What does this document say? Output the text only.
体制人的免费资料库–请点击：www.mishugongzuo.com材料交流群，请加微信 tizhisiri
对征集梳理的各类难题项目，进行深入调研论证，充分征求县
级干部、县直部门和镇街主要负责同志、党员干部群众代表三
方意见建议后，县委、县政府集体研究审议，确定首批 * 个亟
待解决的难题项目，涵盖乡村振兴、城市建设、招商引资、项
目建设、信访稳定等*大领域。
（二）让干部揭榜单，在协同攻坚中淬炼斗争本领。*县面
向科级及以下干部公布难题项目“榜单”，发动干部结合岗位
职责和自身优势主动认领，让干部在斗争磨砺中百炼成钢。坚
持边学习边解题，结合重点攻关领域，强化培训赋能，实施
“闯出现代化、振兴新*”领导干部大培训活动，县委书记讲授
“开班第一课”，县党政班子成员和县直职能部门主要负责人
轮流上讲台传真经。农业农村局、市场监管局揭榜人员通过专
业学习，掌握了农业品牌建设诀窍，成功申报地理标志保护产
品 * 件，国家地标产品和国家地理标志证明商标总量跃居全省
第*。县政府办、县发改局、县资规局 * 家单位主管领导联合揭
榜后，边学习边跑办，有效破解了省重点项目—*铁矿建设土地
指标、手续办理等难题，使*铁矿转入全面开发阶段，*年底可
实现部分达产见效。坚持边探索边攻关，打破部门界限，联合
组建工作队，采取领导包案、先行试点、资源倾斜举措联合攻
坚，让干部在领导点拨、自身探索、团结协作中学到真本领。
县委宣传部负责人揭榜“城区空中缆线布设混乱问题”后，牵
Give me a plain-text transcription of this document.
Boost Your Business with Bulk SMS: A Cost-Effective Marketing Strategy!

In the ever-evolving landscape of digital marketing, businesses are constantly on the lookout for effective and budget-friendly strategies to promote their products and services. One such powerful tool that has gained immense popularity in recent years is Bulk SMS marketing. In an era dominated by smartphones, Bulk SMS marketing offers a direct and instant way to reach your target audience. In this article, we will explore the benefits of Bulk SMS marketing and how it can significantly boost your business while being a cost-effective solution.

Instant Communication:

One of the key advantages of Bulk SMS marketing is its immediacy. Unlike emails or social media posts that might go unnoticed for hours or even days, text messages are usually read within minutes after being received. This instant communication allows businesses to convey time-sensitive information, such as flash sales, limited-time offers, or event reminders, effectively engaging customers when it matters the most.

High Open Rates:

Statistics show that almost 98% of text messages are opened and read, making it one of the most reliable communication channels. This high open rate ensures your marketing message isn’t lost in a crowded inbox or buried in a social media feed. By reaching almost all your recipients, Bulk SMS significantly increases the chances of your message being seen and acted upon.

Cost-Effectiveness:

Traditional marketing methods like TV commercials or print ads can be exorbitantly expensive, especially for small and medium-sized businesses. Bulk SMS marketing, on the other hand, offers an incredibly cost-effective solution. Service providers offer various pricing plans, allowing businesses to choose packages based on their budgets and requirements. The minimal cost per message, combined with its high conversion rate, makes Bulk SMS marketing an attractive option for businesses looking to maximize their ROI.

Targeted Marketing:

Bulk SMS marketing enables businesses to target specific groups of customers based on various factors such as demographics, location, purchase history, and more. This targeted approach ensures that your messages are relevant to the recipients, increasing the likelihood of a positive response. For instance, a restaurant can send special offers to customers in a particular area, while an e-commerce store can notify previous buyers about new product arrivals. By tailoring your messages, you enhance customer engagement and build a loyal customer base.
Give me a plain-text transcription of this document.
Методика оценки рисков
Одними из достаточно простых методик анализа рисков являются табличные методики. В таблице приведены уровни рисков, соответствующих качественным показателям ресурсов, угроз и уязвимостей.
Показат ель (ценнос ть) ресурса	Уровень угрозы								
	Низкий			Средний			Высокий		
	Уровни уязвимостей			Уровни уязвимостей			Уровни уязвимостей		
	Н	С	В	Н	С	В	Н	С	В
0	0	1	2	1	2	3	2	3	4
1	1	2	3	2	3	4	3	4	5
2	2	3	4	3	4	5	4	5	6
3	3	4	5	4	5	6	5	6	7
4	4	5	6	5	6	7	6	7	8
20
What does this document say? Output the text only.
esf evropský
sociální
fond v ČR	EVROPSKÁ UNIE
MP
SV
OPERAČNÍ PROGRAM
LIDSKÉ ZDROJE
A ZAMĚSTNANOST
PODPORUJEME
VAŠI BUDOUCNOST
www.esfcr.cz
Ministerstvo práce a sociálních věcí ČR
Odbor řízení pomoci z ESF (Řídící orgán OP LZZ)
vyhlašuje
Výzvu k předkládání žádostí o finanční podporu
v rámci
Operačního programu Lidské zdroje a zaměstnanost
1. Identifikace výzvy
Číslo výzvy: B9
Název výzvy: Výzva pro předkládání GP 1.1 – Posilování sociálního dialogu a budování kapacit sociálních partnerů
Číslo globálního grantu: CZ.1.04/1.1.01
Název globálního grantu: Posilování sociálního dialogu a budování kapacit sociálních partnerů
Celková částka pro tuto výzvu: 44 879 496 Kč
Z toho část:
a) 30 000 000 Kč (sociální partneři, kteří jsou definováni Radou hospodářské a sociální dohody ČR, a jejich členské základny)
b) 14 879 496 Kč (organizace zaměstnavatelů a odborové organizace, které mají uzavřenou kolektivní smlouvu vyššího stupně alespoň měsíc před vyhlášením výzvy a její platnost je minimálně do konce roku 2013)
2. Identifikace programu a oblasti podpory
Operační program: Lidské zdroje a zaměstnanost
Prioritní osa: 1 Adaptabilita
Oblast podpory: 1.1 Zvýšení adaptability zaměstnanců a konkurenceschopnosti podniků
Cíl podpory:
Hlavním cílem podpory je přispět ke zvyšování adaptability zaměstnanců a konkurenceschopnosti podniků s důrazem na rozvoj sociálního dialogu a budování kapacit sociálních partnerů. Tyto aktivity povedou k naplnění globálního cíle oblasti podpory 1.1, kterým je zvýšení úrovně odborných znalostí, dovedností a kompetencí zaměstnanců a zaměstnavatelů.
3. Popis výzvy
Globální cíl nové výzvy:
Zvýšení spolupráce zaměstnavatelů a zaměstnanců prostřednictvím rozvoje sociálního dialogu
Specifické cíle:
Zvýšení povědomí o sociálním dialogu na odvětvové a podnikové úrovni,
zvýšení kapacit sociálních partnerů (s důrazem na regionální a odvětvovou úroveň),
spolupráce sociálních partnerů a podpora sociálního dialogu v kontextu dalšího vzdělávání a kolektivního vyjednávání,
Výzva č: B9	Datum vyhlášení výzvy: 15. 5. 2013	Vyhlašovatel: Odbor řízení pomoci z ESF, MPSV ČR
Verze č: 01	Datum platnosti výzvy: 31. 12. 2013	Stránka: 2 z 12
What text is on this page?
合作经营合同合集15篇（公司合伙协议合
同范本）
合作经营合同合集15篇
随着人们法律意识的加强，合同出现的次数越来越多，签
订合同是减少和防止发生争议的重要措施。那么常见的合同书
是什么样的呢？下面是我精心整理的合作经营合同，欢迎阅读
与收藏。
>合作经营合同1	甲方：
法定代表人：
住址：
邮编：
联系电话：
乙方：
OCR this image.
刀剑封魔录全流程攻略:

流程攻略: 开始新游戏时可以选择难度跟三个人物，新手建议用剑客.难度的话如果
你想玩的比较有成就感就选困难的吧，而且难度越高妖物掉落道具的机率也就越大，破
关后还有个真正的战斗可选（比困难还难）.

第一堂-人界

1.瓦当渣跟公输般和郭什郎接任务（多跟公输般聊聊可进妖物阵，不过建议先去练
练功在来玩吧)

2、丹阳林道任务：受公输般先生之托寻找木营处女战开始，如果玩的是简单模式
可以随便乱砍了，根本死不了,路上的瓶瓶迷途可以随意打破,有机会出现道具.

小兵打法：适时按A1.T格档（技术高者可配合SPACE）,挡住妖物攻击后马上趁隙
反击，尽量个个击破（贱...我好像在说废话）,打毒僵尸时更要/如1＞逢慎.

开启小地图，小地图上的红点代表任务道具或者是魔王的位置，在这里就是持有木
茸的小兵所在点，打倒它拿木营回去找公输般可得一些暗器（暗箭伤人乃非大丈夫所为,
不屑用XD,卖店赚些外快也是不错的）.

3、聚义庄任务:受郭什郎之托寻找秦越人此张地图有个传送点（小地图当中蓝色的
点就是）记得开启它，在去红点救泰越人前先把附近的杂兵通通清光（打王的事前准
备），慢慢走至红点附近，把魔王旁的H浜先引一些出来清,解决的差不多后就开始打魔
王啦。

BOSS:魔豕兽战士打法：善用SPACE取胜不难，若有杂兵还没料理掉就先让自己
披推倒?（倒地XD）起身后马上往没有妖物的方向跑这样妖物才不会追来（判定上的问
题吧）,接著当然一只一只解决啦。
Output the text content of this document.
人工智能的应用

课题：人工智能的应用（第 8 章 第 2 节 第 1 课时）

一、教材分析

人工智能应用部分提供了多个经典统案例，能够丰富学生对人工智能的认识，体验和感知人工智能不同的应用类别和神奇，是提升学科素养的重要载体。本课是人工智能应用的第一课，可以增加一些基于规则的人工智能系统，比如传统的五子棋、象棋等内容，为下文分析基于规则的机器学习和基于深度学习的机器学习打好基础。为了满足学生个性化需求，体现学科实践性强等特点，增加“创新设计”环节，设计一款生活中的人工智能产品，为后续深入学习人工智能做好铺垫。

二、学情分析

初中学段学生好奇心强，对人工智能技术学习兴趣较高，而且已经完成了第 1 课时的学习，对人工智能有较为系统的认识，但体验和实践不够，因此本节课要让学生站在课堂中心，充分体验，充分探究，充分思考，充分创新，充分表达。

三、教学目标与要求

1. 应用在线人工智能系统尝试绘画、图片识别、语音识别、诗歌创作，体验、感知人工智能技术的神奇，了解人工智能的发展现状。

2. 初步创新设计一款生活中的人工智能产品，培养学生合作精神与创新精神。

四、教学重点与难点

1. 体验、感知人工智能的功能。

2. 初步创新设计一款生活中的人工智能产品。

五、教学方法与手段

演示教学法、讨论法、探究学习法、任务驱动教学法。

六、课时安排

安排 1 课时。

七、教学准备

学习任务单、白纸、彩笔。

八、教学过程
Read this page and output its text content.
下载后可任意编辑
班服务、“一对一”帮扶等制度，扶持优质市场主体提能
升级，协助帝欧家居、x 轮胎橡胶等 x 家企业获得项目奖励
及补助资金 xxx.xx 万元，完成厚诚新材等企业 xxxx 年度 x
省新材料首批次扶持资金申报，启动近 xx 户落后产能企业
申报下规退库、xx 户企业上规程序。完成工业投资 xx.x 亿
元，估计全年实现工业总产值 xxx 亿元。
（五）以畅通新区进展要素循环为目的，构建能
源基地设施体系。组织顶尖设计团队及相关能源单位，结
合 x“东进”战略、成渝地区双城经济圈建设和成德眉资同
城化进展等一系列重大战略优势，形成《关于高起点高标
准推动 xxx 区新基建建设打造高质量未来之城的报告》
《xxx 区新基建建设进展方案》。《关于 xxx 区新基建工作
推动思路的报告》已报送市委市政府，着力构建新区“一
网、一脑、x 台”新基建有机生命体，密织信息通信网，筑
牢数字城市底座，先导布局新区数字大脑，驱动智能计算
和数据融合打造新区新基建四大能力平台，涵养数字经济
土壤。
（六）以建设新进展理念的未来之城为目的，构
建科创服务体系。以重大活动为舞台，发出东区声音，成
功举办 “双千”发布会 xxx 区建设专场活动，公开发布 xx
━━━━━━━━━━━━━━━━━━━━
WHAT YOU WILL DO: Look above for the line that holds "Output the text content of this document.", then copy it and each line after it exactly, through the last line of the data.

ANSWER FOR THE TASK:
Output the text content of this document.
人工智能的应用

课题：人工智能的应用（第 8 章 第 2 节 第 1 课时）

一、教材分析

人工智能应用部分提供了多个经典统案例，能够丰富学生对人工智能的认识，体验和感知人工智能不同的应用类别和神奇，是提升学科素养的重要载体。本课是人工智能应用的第一课，可以增加一些基于规则的人工智能系统，比如传统的五子棋、象棋等内容，为下文分析基于规则的机器学习和基于深度学习的机器学习打好基础。为了满足学生个性化需求，体现学科实践性强等特点，增加“创新设计”环节，设计一款生活中的人工智能产品，为后续深入学习人工智能做好铺垫。

二、学情分析

初中学段学生好奇心强，对人工智能技术学习兴趣较高，而且已经完成了第 1 课时的学习，对人工智能有较为系统的认识，但体验和实践不够，因此本节课要让学生站在课堂中心，充分体验，充分探究，充分思考，充分创新，充分表达。

三、教学目标与要求

1. 应用在线人工智能系统尝试绘画、图片识别、语音识别、诗歌创作，体验、感知人工智能技术的神奇，了解人工智能的发展现状。

2. 初步创新设计一款生活中的人工智能产品，培养学生合作精神与创新精神。

四、教学重点与难点

1. 体验、感知人工智能的功能。

2. 初步创新设计一款生活中的人工智能产品。

五、教学方法与手段

演示教学法、讨论法、探究学习法、任务驱动教学法。

六、课时安排

安排 1 课时。

七、教学准备

学习任务单、白纸、彩笔。

八、教学过程
Read this page and output its text content.
下载后可任意编辑
班服务、“一对一”帮扶等制度，扶持优质市场主体提能
升级，协助帝欧家居、x 轮胎橡胶等 x 家企业获得项目奖励
及补助资金 xxx.xx 万元，完成厚诚新材等企业 xxxx 年度 x
省新材料首批次扶持资金申报，启动近 xx 户落后产能企业
申报下规退库、xx 户企业上规程序。完成工业投资 xx.x 亿
元，估计全年实现工业总产值 xxx 亿元。
（五）以畅通新区进展要素循环为目的，构建能
源基地设施体系。组织顶尖设计团队及相关能源单位，结
合 x“东进”战略、成渝地区双城经济圈建设和成德眉资同
城化进展等一系列重大战略优势，形成《关于高起点高标
准推动 xxx 区新基建建设打造高质量未来之城的报告》
《xxx 区新基建建设进展方案》。《关于 xxx 区新基建工作
推动思路的报告》已报送市委市政府，着力构建新区“一
网、一脑、x 台”新基建有机生命体，密织信息通信网，筑
牢数字城市底座，先导布局新区数字大脑，驱动智能计算
和数据融合打造新区新基建四大能力平台，涵养数字经济
土壤。
（六）以建设新进展理念的未来之城为目的，构
建科创服务体系。以重大活动为舞台，发出东区声音，成
功举办 “双千”发布会 xxx 区建设专场活动，公开发布 xx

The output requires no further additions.